Problem description: Each entry should be quoted word for word, including every mark of punctuation.

Records excerpted from a collection:
================

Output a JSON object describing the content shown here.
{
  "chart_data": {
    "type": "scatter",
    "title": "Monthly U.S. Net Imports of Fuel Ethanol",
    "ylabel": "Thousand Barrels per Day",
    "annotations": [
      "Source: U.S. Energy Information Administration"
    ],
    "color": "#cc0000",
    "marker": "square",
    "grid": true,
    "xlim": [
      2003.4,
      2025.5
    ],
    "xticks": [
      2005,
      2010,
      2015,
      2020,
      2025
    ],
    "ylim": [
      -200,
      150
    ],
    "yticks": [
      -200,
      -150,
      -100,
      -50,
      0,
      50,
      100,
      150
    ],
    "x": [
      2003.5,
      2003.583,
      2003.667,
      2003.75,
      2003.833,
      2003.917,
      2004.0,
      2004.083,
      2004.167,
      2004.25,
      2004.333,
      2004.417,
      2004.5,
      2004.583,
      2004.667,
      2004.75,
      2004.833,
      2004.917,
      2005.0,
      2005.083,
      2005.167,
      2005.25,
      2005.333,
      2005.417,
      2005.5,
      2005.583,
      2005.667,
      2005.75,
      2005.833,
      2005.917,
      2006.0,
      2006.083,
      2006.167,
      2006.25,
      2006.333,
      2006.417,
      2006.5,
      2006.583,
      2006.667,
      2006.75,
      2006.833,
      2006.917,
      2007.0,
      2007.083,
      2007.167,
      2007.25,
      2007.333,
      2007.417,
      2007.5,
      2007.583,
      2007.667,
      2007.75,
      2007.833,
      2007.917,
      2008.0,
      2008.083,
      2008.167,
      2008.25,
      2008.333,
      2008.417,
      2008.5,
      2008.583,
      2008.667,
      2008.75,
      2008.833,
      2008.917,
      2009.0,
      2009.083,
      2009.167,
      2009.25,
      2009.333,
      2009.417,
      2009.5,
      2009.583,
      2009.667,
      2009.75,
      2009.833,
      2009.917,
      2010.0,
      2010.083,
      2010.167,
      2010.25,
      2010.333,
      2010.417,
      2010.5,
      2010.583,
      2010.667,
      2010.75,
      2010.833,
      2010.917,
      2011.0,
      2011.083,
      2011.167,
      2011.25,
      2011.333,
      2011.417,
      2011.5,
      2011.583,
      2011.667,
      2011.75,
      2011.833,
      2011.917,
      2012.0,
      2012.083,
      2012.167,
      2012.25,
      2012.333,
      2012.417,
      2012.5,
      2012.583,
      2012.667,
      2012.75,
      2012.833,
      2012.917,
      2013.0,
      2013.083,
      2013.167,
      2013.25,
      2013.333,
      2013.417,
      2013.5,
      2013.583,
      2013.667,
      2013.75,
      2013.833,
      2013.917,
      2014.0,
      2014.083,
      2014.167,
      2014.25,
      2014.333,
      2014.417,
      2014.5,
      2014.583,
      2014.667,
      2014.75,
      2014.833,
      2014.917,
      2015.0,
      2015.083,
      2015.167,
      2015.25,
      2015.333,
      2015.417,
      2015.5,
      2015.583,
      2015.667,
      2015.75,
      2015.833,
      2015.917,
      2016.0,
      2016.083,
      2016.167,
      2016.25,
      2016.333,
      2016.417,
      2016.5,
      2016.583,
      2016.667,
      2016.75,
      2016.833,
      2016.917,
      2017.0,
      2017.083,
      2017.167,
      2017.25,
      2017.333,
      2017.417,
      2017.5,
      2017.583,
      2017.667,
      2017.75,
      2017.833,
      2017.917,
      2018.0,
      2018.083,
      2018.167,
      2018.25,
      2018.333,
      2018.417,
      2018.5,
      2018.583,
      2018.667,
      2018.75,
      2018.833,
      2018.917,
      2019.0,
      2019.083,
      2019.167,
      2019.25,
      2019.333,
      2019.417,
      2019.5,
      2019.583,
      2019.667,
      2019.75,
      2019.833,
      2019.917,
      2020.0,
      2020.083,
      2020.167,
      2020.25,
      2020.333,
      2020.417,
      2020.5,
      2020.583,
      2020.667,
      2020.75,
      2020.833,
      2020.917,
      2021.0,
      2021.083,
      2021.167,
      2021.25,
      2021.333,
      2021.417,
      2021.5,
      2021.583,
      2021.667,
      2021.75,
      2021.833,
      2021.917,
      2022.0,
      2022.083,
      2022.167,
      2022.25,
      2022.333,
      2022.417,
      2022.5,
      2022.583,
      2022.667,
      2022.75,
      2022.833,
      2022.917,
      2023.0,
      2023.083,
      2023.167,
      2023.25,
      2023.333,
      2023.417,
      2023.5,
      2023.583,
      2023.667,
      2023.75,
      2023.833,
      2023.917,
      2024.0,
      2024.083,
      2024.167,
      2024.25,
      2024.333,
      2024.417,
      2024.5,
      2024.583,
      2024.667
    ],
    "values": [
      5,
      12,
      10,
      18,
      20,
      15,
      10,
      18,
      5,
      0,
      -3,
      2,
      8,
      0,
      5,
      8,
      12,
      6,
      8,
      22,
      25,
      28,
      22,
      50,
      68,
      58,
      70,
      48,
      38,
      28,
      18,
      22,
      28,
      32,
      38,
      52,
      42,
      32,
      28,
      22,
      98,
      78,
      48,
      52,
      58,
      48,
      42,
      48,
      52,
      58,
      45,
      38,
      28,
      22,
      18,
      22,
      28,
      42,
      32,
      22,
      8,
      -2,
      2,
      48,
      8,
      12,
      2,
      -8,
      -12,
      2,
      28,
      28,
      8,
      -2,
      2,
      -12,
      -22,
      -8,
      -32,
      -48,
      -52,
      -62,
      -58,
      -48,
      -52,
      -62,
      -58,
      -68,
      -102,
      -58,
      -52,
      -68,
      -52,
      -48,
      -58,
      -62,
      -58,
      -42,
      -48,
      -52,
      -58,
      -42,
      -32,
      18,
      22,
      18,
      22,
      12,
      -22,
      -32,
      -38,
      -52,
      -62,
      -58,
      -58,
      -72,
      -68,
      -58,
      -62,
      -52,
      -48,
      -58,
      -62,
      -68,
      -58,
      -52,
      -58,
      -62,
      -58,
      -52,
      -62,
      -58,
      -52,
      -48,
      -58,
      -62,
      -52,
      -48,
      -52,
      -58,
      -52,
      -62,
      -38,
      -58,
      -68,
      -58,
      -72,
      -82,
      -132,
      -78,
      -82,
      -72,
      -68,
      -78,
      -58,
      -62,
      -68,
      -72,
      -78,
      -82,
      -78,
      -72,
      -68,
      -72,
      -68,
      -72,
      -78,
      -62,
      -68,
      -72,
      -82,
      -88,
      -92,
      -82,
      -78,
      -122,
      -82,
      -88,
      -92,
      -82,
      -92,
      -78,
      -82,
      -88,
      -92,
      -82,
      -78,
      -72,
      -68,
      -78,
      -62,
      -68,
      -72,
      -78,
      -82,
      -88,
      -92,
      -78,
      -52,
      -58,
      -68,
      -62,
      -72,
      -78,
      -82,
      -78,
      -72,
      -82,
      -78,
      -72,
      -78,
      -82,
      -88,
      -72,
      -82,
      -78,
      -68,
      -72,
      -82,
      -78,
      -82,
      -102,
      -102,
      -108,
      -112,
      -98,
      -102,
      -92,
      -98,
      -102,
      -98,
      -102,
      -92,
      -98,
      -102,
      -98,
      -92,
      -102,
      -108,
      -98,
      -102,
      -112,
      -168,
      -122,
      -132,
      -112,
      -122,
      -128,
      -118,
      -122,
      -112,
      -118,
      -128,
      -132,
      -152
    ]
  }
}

================

Solution to this problem:
Output a JSON object describing the content shown here.
{
  "chart_data": {
    "type": "scatter",
    "title": "Monthly U.S. Net Imports of Fuel Ethanol",
    "ylabel": "Thousand Barrels per Day",
    "annotations": [
      "Source: U.S. Energy Information Administration"
    ],
    "color": "#cc0000",
    "marker": "square",
    "grid": true,
    "xlim": [
      2003.4,
      2025.5
    ],
    "xticks": [
      2005,
      2010,
      2015,
      2020,
      2025
    ],
    "ylim": [
      -200,
      150
    ],
    "yticks": [
      -200,
      -150,
      -100,
      -50,
      0,
      50,
      100,
      150
    ],
    "x": [
      2003.5,
      2003.583,
      2003.667,
      2003.75,
      2003.833,
      2003.917,
      2004.0,
      2004.083,
      2004.167,
      2004.25,
      2004.333,
      2004.417,
      2004.5,
      2004.583,
      2004.667,
      2004.75,
      2004.833,
      2004.917,
      2005.0,
      2005.083,
      2005.167,
      2005.25,
      2005.333,
      2005.417,
      2005.5,
      2005.583,
      2005.667,
      2005.75,
      2005.833,
      2005.917,
      2006.0,
      2006.083,
      2006.167,
      2006.25,
      2006.333,
      2006.417,
      2006.5,
      2006.583,
      2006.667,
      2006.75,
      2006.833,
      2006.917,
      2007.0,
      2007.083,
      2007.167,
      2007.25,
      2007.333,
      2007.417,
      2007.5,
      2007.583,
      2007.667,
      2007.75,
      2007.833,
      2007.917,
      2008.0,
      2008.083,
      2008.167,
      2008.25,
      2008.333,
      2008.417,
      2008.5,
      2008.583,
      2008.667,
      2008.75,
      2008.833,
      2008.917,
      2009.0,
      2009.083,
      2009.167,
      2009.25,
      2009.333,
      2009.417,
      2009.5,
      2009.583,
      2009.667,
      2009.75,
      2009.833,
      2009.917,
      2010.0,
      2010.083,
      2010.167,
      2010.25,
      2010.333,
      2010.417,
      2010.5,
      2010.583,
      2010.667,
      2010.75,
      2010.833,
      2010.917,
      2011.0,
      2011.083,
      2011.167,
      2011.25,
      2011.333,
      2011.417,
      2011.5,
      2011.583,
      2011.667,
      2011.75,
      2011.833,
      2011.917,
      2012.0,
      2012.083,
      2012.167,
      2012.25,
      2012.333,
      2012.417,
      2012.5,
      2012.583,
      2012.667,
      2012.75,
      2012.833,
      2012.917,
      2013.0,
      2013.083,
      2013.167,
      2013.25,
      2013.333,
      2013.417,
      2013.5,
      2013.583,
      2013.667,
      2013.75,
      2013.833,
      2013.917,
      2014.0,
      2014.083,
      2014.167,
      2014.25,
      2014.333,
      2014.417,
      2014.5,
      2014.583,
      2014.667,
      2014.75,
      2014.833,
      2014.917,
      2015.0,
      2015.083,
      2015.167,
      2015.25,
      2015.333,
      2015.417,
      2015.5,
      2015.583,
      2015.667,
      2015.75,
      2015.833,
      2015.917,
      2016.0,
      2016.083,
      2016.167,
      2016.25,
      2016.333,
      2016.417,
      2016.5,
      2016.583,
      2016.667,
      2016.75,
      2016.833,
      2016.917,
      2017.0,
      2017.083,
      2017.167,
      2017.25,
      2017.333,
      2017.417,
      2017.5,
      2017.583,
      2017.667,
      2017.75,
      2017.833,
      2017.917,
      2018.0,
      2018.083,
      2018.167,
      2018.25,
      2018.333,
      2018.417,
      2018.5,
      2018.583,
      2018.667,
      2018.75,
      2018.833,
      2018.917,
      2019.0,
      2019.083,
      2019.167,
      2019.25,
      2019.333,
      2019.417,
      2019.5,
      2019.583,
      2019.667,
      2019.75,
      2019.833,
      2019.917,
      2020.0,
      2020.083,
      2020.167,
      2020.25,
      2020.333,
      2020.417,
      2020.5,
      2020.583,
      2020.667,
      2020.75,
      2020.833,
      2020.917,
      2021.0,
      2021.083,
      2021.167,
      2021.25,
      2021.333,
      2021.417,
      2021.5,
      2021.583,
      2021.667,
      2021.75,
      2021.833,
      2021.917,
      2022.0,
      2022.083,
      2022.167,
      2022.25,
      2022.333,
      2022.417,
      2022.5,
      2022.583,
      2022.667,
      2022.75,
      2022.833,
      2022.917,
      2023.0,
      2023.083,
      2023.167,
      2023.25,
      2023.333,
      2023.417,
      2023.5,
      2023.583,
      2023.667,
      2023.75,
      2023.833,
      2023.917,
      2024.0,
      2024.083,
      2024.167,
      2024.25,
      2024.333,
      2024.417,
      2024.5,
      2024.583,
      2024.667
    ],
    "values": [
      5,
      12,
      10,
      18,
      20,
      15,
      10,
      18,
      5,
      0,
      -3,
      2,
      8,
      0,
      5,
      8,
      12,
      6,
      8,
      22,
      25,
      28,
      22,
      50,
      68,
      58,
      70,
      48,
      38,
      28,
      18,
      22,
      28,
      32,
      38,
      52,
      42,
      32,
      28,
      22,
      98,
      78,
      48,
      52,
      58,
      48,
      42,
      48,
      52,
      58,
      45,
      38,
      28,
      22,
      18,
      22,
      28,
      42,
      32,
      22,
      8,
      -2,
      2,
      48,
      8,
      12,
      2,
      -8,
      -12,
      2,
      28,
      28,
      8,
      -2,
      2,
      -12,
      -22,
      -8,
      -32,
      -48,
      -52,
      -62,
      -58,
      -48,
      -52,
      -62,
      -58,
      -68,
      -102,
      -58,
      -52,
      -68,
      -52,
      -48,
      -58,
      -62,
      -58,
      -42,
      -48,
      -52,
      -58,
      -42,
      -32,
      18,
      22,
      18,
      22,
      12,
      -22,
      -32,
      -38,
      -52,
      -62,
      -58,
      -58,
      -72,
      -68,
      -58,
      -62,
      -52,
      -48,
      -58,
      -62,
      -68,
      -58,
      -52,
      -58,
      -62,
      -58,
      -52,
      -62,
      -58,
      -52,
      -48,
      -58,
      -62,
      -52,
      -48,
      -52,
      -58,
      -52,
      -62,
      -38,
      -58,
      -68,
      -58,
      -72,
      -82,
      -132,
      -78,
      -82,
      -72,
      -68,
      -78,
      -58,
      -62,
      -68,
      -72,
      -78,
      -82,
      -78,
      -72,
      -68,
      -72,
      -68,
      -72,
      -78,
      -62,
      -68,
      -72,
      -82,
      -88,
      -92,
      -82,
      -78,
      -122,
      -82,
      -88,
      -92,
      -82,
      -92,
      -78,
      -82,
      -88,
      -92,
      -82,
      -78,
      -72,
      -68,
      -78,
      -62,
      -68,
      -72,
      -78,
      -82,
      -88,
      -92,
      -78,
      -52,
      -58,
      -68,
      -62,
      -72,
      -78,
      -82,
      -78,
      -72,
      -82,
      -78,
      -72,
      -78,
      -82,
      -88,
      -72,
      -82,
      -78,
      -68,
      -72,
      -82,
      -78,
      -82,
      -102,
      -102,
      -108,
      -112,
      -98,
      -102,
      -92,
      -98,
      -102,
      -98,
      -102,
      -92,
      -98,
      -102,
      -98,
      -92,
      -102,
      -108,
      -98,
      -102,
      -112,
      -168,
      -122,
      -132,
      -112,
      -122,
      -128,
      -118,
      -122,
      -112,
      -118,
      -128,
      -132,
      -152
    ]
  }
}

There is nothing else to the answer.